(Document understanding data)
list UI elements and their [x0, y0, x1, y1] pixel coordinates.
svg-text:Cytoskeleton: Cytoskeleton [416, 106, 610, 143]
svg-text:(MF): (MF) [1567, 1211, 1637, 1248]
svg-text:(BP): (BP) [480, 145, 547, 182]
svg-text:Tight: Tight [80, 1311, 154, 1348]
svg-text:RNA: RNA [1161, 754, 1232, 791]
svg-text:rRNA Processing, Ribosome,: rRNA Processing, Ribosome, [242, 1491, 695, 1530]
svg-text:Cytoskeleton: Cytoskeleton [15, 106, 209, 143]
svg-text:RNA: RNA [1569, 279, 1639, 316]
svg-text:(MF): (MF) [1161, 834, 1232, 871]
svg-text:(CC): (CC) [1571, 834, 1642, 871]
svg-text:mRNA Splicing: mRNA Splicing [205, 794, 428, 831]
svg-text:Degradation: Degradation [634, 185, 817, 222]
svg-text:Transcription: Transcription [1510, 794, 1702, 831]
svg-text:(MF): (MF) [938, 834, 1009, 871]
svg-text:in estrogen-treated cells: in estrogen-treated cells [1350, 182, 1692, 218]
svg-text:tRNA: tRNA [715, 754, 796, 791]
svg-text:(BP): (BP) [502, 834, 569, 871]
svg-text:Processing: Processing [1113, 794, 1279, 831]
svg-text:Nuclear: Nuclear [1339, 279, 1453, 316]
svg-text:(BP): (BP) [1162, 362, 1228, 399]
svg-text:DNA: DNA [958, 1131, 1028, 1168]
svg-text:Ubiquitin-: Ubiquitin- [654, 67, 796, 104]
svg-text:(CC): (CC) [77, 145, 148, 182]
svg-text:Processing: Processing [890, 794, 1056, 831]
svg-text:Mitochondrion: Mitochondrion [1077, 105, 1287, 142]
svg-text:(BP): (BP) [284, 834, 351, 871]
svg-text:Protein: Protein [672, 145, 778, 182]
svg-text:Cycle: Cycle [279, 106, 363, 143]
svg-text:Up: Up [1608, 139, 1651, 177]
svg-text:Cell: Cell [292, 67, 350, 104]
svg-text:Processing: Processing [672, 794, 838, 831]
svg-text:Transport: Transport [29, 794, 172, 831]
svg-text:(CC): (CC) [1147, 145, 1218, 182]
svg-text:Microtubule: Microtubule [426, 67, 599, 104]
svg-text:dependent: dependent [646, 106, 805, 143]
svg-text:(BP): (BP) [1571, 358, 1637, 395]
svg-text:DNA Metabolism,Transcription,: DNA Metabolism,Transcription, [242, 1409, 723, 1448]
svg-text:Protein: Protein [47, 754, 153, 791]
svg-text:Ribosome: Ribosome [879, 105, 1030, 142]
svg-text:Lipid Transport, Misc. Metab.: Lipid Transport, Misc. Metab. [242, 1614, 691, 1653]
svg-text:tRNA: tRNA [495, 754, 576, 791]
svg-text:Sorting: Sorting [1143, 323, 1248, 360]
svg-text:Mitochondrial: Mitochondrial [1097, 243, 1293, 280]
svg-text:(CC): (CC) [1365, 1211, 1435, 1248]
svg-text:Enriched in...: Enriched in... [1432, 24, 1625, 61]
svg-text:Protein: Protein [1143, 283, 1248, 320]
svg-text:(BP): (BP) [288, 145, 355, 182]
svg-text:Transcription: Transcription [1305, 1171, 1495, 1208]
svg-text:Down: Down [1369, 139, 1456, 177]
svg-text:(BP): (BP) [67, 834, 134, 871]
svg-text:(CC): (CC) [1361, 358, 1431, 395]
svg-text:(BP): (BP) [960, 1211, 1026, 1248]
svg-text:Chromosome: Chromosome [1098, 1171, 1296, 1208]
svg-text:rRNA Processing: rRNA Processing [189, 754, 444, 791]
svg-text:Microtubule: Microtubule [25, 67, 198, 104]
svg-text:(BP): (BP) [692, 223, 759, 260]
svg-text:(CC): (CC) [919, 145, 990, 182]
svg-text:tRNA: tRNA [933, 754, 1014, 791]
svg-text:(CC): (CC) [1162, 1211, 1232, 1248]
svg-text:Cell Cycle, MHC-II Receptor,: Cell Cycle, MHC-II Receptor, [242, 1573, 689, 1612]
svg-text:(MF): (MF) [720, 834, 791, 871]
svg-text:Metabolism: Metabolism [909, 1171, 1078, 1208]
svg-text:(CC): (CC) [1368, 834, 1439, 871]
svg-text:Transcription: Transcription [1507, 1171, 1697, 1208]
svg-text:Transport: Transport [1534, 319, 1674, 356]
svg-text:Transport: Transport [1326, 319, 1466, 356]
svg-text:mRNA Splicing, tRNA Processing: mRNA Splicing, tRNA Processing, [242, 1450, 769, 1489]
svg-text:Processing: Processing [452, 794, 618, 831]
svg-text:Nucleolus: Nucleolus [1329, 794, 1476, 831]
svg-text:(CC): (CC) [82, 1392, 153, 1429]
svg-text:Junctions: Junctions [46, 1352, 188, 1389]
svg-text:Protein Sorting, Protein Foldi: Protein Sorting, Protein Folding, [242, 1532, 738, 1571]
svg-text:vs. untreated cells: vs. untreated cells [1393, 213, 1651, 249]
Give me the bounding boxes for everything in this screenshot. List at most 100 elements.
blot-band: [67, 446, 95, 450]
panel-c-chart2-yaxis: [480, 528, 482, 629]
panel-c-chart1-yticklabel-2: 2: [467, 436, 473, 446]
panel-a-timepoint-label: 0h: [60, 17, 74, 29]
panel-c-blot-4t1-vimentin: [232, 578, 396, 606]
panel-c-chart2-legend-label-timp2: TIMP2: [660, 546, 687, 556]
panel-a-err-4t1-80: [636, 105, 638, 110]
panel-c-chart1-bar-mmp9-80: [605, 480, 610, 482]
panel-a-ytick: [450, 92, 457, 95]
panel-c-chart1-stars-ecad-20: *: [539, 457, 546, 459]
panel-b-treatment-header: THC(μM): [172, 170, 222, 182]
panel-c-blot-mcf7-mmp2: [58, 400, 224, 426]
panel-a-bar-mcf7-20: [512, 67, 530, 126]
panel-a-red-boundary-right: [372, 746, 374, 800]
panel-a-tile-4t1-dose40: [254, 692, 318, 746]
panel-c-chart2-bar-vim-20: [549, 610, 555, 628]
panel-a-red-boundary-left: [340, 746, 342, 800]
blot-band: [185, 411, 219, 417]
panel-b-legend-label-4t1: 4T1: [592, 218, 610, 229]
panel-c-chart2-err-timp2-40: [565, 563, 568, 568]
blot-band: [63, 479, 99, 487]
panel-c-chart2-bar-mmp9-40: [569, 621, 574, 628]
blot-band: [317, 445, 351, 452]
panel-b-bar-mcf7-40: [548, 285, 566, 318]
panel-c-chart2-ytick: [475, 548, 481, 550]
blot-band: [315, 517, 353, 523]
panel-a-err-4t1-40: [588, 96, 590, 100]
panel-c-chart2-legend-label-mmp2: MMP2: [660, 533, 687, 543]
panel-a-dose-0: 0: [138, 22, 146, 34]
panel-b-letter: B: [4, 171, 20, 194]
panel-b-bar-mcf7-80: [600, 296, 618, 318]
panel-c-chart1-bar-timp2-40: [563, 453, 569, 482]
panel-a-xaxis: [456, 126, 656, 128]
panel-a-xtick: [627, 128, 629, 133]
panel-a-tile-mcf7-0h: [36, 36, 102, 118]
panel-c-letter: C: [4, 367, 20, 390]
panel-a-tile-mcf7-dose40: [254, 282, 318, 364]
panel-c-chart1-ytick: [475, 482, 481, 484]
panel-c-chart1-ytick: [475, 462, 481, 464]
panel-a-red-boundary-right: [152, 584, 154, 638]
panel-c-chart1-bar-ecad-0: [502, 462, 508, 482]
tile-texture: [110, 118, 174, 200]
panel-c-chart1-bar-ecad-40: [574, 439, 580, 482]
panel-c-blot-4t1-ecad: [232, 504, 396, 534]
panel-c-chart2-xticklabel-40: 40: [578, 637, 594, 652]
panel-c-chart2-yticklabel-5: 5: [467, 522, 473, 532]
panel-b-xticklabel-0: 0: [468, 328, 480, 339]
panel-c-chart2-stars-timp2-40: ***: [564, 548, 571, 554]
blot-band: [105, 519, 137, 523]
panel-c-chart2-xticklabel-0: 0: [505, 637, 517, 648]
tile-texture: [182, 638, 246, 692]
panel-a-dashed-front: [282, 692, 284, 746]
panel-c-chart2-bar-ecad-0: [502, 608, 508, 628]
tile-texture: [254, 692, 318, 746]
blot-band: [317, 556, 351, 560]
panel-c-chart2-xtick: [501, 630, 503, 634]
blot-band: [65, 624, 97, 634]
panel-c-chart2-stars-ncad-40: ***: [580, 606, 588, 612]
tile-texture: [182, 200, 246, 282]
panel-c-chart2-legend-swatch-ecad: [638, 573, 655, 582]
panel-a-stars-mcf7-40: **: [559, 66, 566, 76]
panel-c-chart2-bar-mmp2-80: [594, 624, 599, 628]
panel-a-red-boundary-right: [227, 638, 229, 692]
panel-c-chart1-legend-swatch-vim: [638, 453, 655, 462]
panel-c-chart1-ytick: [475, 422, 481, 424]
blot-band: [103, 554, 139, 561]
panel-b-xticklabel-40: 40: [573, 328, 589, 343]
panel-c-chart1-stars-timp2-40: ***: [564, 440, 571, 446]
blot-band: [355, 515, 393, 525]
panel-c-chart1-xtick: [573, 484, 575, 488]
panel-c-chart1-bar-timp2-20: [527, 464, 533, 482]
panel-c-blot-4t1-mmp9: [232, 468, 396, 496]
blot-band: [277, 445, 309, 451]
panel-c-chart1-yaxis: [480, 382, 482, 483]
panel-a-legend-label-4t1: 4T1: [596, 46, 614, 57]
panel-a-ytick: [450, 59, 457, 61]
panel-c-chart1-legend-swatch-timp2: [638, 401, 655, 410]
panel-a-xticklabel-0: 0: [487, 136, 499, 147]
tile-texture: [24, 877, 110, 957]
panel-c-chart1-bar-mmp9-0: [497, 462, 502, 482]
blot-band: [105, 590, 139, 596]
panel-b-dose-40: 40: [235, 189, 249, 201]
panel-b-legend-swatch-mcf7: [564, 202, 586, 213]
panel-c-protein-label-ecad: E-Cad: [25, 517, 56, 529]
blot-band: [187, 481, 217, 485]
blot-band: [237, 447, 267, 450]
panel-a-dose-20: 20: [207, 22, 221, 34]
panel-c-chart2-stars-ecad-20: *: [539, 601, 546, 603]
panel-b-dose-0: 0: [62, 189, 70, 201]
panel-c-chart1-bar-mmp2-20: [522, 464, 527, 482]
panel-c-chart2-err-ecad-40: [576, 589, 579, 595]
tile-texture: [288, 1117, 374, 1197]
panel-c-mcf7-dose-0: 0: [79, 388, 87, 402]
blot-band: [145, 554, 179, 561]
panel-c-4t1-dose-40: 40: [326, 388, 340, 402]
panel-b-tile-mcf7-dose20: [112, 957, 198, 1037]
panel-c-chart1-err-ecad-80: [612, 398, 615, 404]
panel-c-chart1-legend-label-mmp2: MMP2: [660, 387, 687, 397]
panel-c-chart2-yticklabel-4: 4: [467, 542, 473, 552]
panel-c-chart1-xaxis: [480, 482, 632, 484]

* _REQUIRED ACTION_
After reading through the records, count the lines that hold the string "yaxis" and give only the count.

* _RESULT_
2